## 练习条目
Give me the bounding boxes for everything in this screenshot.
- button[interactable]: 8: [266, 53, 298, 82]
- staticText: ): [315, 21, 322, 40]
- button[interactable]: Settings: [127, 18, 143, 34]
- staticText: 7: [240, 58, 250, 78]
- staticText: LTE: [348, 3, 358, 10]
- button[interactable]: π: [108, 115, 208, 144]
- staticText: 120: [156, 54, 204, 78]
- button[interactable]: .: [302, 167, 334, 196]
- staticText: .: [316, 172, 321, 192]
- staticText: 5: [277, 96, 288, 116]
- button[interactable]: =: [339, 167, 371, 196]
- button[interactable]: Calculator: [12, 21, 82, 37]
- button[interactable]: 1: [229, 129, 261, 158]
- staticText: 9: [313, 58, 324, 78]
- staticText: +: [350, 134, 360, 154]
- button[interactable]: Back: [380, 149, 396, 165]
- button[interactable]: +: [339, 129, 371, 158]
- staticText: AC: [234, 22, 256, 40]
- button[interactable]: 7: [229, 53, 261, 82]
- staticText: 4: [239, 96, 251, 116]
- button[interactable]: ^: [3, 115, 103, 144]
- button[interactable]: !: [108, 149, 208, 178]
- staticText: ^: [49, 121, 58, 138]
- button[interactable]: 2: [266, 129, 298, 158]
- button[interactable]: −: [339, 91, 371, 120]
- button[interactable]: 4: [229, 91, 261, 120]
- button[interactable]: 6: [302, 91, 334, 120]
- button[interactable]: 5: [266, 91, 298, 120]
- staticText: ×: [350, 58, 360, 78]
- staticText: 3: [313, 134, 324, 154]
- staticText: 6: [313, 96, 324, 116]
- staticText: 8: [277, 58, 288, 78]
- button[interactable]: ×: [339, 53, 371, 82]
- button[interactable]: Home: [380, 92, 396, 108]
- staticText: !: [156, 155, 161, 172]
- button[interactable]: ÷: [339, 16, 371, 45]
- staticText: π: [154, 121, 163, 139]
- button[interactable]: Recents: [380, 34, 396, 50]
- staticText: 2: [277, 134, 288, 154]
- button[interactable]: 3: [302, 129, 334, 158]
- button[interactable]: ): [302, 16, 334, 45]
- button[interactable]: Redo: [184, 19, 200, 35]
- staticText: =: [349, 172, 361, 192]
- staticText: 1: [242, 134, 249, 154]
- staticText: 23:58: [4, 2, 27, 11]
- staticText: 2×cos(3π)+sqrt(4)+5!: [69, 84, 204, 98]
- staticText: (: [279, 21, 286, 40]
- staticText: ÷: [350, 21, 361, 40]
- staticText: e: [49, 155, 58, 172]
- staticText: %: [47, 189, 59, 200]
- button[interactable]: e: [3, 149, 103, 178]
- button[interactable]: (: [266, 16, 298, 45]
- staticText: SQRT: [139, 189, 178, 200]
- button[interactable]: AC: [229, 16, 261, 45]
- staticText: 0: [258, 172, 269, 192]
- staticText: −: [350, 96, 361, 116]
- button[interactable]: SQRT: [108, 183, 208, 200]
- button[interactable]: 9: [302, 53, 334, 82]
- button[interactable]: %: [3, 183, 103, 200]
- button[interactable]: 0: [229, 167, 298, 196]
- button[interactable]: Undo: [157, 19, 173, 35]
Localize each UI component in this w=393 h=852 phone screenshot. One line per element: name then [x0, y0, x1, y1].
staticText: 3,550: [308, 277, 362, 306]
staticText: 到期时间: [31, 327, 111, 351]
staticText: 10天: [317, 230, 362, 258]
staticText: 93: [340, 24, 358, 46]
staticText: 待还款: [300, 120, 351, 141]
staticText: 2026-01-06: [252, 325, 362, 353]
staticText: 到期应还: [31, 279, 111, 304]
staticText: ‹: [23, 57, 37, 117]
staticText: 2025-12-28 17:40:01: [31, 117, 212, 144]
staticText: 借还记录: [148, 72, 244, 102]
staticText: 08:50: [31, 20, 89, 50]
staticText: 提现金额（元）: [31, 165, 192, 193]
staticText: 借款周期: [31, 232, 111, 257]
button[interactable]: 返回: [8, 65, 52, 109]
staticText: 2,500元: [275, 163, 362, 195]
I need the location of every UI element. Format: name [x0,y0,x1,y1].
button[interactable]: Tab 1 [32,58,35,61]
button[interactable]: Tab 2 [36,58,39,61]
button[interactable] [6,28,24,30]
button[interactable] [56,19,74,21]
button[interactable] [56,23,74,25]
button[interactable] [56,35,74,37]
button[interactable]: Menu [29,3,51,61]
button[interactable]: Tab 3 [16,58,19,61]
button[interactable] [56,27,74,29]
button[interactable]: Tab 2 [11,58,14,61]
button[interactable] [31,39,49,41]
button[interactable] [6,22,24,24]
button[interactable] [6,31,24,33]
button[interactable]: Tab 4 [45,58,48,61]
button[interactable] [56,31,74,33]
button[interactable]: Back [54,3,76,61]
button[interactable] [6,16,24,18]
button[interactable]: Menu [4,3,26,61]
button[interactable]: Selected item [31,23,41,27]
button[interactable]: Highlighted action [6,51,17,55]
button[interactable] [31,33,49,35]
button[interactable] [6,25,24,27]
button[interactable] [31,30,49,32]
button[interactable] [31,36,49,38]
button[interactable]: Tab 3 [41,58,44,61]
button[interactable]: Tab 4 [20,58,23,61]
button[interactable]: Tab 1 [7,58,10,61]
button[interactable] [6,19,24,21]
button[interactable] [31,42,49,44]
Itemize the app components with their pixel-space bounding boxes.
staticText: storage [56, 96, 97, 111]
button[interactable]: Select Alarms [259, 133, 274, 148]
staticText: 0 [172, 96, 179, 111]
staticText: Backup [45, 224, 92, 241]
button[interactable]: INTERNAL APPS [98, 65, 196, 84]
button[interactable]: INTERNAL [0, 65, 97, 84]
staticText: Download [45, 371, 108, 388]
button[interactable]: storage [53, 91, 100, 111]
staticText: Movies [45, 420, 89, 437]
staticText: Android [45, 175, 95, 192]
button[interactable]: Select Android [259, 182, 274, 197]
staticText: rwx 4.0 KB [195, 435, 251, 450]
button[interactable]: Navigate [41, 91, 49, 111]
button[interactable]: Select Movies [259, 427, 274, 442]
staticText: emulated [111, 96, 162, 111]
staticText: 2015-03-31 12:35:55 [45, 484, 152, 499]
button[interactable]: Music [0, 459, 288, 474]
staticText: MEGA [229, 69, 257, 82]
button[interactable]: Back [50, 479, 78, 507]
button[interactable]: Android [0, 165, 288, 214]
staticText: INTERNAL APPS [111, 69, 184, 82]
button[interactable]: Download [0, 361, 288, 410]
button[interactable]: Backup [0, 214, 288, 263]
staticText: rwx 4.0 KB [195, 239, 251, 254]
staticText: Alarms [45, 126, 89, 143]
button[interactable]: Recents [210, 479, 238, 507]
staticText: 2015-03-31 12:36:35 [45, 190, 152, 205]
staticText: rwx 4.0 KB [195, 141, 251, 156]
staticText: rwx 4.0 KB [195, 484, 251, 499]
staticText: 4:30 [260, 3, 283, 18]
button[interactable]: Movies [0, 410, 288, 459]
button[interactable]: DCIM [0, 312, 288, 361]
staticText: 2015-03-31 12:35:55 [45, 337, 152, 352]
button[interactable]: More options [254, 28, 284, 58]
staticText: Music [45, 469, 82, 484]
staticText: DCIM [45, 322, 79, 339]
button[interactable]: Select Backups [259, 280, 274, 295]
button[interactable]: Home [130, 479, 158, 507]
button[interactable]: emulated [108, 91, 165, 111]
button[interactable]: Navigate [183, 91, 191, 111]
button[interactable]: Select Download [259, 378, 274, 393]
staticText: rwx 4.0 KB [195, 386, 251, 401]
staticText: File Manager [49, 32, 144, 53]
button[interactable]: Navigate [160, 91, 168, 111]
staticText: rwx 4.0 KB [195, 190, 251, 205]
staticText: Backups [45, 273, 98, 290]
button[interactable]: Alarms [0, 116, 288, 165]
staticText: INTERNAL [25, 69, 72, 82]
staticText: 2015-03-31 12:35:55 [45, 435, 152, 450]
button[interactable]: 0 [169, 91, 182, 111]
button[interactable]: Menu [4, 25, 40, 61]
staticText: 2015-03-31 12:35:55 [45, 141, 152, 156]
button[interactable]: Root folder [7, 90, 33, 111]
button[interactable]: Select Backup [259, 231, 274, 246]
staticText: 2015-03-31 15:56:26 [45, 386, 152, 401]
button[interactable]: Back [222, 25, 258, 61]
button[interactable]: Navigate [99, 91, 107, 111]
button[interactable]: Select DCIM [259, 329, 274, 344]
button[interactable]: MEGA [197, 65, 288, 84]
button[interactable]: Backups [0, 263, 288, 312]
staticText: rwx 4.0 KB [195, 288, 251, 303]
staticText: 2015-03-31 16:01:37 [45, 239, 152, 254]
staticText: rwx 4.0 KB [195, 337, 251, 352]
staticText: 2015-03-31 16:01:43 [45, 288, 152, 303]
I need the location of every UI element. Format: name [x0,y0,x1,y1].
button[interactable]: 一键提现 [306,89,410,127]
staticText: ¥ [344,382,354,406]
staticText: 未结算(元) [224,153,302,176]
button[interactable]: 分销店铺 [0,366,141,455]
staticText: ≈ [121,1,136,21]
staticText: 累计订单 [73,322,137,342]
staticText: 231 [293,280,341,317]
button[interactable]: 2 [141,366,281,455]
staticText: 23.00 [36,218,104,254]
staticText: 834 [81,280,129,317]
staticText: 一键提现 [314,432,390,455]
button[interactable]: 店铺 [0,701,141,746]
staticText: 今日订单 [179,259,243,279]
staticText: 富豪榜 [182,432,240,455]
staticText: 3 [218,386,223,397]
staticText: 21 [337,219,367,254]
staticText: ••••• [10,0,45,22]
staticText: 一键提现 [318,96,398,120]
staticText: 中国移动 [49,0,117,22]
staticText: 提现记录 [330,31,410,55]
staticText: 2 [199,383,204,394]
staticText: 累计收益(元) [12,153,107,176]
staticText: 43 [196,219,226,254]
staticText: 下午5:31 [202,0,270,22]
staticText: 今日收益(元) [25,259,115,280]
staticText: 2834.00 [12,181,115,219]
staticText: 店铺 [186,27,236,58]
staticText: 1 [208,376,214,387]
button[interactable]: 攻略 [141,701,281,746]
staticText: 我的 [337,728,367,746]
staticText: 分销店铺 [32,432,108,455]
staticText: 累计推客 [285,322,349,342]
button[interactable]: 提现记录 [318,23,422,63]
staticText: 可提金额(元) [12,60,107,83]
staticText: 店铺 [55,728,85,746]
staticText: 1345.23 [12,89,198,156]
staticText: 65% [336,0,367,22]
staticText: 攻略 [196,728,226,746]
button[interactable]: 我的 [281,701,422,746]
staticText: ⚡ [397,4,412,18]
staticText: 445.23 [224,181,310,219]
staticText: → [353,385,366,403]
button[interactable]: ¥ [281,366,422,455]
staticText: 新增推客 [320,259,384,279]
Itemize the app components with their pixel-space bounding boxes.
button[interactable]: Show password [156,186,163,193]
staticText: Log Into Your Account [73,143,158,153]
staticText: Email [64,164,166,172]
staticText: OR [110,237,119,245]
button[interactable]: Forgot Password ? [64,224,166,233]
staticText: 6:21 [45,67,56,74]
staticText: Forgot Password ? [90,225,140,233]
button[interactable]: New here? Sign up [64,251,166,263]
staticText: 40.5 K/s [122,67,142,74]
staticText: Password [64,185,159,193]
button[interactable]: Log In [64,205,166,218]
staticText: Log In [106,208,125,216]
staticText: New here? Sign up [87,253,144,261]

## 任务要求
将条目中从开头起到含有“- staticText: 2×cos(3π)+sqrt(4)+5!: [69, 84, 204, 98]”的那一行为止（两端都算）的部分列成 Markdown 表格，两列分别叫“序号”和“内容”，每行一条，空行不要。

## 参考答案
| 序号 | 内容 |
|---|---|
| 1 | Give me the bounding boxes for everything in this screenshot. |
| 2 | - button[interactable]: 8: [266, 53, 298, 82] |
| 3 | - staticText: ): [315, 21, 322, 40] |
| 4 | - button[interactable]: Settings: [127, 18, 143, 34] |
| 5 | - staticText: 7: [240, 58, 250, 78] |
| 6 | - staticText: LTE: [348, 3, 358, 10] |
| 7 | - button[interactable]: π: [108, 115, 208, 144] |
| 8 | - staticText: 120: [156, 54, 204, 78] |
| 9 | - button[interactable]: .: [302, 167, 334, 196] |
| 10 | - staticText: .: [316, 172, 321, 192] |
| 11 | - staticText: 5: [277, 96, 288, 116] |
| 12 | - button[interactable]: =: [339, 167, 371, 196] |
| 13 | - button[interactable]: Calculator: [12, 21, 82, 37] |
| 14 | - button[interactable]: 1: [229, 129, 261, 158] |
| 15 | - staticText: 9: [313, 58, 324, 78] |
| 16 | - staticText: +: [350, 134, 360, 154] |
| 17 | - button[interactable]: Back: [380, 149, 396, 165] |
| 18 | - button[interactable]: +: [339, 129, 371, 158] |
| 19 | - staticText: AC: [234, 22, 256, 40] |
| 20 | - button[interactable]: 7: [229, 53, 261, 82] |
| 21 | - staticText: 4: [239, 96, 251, 116] |
| 22 | - button[interactable]: ^: [3, 115, 103, 144] |
| 23 | - button[interactable]: !: [108, 149, 208, 178] |
| 24 | - staticText: ^: [49, 121, 58, 138] |
| 25 | - button[interactable]: 2: [266, 129, 298, 158] |
| 26 | - button[interactable]: −: [339, 91, 371, 120] |
| 27 | - button[interactable]: 4: [229, 91, 261, 120] |
| 28 | - button[interactable]: 6: [302, 91, 334, 120] |
| 29 | - button[interactable]: 5: [266, 91, 298, 120] |
| 30 | - staticText: ×: [350, 58, 360, 78] |
| 31 | - staticText: 3: [313, 134, 324, 154] |
| 32 | - staticText: 6: [313, 96, 324, 116] |
| 33 | - staticText: 8: [277, 58, 288, 78] |
| 34 | - button[interactable]: ×: [339, 53, 371, 82] |
| 35 | - button[interactable]: Home: [380, 92, 396, 108] |
| 36 | - staticText: !: [156, 155, 161, 172] |
| 37 | - button[interactable]: ÷: [339, 16, 371, 45] |
| 38 | - staticText: π: [154, 121, 163, 139] |
| 39 | - button[interactable]: Recents: [380, 34, 396, 50] |
| 40 | - staticText: 2: [277, 134, 288, 154] |
| 41 | - button[interactable]: 3: [302, 129, 334, 158] |
| 42 | - button[interactable]: ): [302, 16, 334, 45] |
| 43 | - button[interactable]: Redo: [184, 19, 200, 35] |
| 44 | - staticText: =: [349, 172, 361, 192] |
| 45 | - staticText: 1: [242, 134, 249, 154] |
| 46 | - staticText: 23:58: [4, 2, 27, 11] |
| 47 | - staticText: 2×cos(3π)+sqrt(4)+5!: [69, 84, 204, 98] |